··· TRECHO DO TEXTO ···
O universo idealizado por Lester é frio e cruel, não exatamente pela linguagem aderida, mas pela percepção de que os seres humanos não são confiáveis, nem gentis. O doutor cansou da suposta perfeição matrimonial, quer sentir algo novo, porém, se depara com pessoas que, com ou sem intenção, o lembram de que o que foi jogado fora talvez tenha sido a sua melhor chance de ser feliz. Petulia está sempre por perto, não sabemos se ela o persegue ou se é uma ligação que transcende a razão, mas temos certeza de que Archie sente esse “algo novo” ao seu lado – que também desafia qualquer explicação. Petulia fala em salvá-lo, quando, na verdade, quer transferir sua fragilidade para que o tenha por completo, o que nunca acontece, afinal, após a única noite em que passam juntos, Archie, ao chegar em casa, a encontra ensanguentada e inconsciente.
··· REGISTROS FORNECIDOS ···
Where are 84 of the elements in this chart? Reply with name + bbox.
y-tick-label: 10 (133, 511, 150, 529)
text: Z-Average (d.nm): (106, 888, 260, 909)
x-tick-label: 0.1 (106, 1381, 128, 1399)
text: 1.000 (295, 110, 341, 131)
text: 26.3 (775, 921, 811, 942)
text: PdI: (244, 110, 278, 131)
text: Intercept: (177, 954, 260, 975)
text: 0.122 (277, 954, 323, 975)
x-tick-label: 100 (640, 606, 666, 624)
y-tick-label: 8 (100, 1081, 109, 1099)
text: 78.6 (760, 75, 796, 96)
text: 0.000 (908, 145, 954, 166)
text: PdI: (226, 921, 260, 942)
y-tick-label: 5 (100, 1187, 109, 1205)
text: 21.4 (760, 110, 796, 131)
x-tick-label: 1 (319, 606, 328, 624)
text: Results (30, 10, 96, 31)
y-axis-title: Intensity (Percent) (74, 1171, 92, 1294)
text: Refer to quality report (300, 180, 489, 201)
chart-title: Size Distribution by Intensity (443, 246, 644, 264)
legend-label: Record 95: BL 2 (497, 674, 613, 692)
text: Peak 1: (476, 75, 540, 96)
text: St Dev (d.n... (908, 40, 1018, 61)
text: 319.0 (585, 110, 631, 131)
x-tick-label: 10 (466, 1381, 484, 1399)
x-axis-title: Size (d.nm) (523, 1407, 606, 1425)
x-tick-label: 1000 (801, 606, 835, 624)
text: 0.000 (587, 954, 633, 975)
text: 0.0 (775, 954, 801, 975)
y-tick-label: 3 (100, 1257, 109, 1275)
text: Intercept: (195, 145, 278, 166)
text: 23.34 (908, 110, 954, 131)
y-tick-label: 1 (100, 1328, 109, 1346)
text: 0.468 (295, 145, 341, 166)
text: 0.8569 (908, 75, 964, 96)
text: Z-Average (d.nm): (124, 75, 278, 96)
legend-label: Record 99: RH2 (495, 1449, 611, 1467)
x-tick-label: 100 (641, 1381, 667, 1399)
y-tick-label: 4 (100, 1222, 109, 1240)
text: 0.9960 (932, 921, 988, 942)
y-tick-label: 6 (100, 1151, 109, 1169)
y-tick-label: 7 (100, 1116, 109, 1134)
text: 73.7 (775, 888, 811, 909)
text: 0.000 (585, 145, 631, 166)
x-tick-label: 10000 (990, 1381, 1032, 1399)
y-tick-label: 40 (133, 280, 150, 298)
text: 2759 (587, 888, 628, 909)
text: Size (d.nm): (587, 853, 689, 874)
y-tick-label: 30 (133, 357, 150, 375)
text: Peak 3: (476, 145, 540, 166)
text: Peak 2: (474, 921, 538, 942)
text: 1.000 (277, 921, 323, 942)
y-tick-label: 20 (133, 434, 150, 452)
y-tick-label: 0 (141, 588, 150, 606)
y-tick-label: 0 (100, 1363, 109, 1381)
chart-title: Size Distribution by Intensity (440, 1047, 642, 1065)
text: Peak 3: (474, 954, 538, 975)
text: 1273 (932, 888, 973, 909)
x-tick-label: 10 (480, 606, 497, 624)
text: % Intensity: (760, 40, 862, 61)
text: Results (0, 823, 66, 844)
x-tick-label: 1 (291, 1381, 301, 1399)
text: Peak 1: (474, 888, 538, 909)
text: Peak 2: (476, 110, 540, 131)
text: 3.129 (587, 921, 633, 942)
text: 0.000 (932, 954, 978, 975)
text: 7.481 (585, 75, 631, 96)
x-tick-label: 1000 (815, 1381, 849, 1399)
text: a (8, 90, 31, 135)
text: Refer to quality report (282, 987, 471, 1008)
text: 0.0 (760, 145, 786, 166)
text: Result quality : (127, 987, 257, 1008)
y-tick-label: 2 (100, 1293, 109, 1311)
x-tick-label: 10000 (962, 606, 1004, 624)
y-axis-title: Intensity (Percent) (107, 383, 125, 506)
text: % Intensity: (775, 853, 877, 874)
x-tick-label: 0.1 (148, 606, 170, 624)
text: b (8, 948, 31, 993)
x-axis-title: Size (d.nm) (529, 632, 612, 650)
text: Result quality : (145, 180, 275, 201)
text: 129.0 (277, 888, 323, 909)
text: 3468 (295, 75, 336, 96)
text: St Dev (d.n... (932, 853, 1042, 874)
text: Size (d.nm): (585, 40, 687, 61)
···
§ **PROBLEMA A RESOLVER**: Escreva a continuação do trecho sobre Archie e Petulia, começando logo depois da última frase apresentada. Os registros não têm nenhum papel no que se pede aqui.

§ **RESPOSTA DA TAREFA**:
É um aviso: Petulia não está livre para sentir nada além de dor e desconfiança. Temos ideia de quem cometeu tal brutalidade, no entanto, é através de um lindo raccord gráfico, no qual o farol do carro de David é associado à lâmpada da sala de operação que as coisas, de fato, ficam nítidas. Em outro momento, a fim de indicar a presença de um personagem, a inspirada e ativa montagem vai do plano de um placar eletrônico escrito “visitante” para o pai de David, que visita sua nora.

Interpretado por Joseph Cotten, ele é uma figura asquerosa, que entende a situação e justifica a atitude do filho: “leis não escritas”. A cor de sua camisa é idêntica a das paredes do hospital e do cobertor usado por Petulia – a lógica é mantida pela direção de arte no apartamento do casal. Ele e David dominam a pobre coitada, mantida, com frequência, na condição de jovem indefesa e machucada.

Archie tenta ajudá-la, junta as peças do quebra cabeça, entretanto, é vencido pelo tempo e pela própria impotência. Às vezes, ele parece apaixonado pela protagonista e, às vezes, cansado de seu jeito intrusivo. Após o fim do casamento, Archie não sentia nem cansaço e Petulia, à sua maneira, era um imã de sensações.

-Eu mudei você, Archie?

-Você fez de mim um maluco.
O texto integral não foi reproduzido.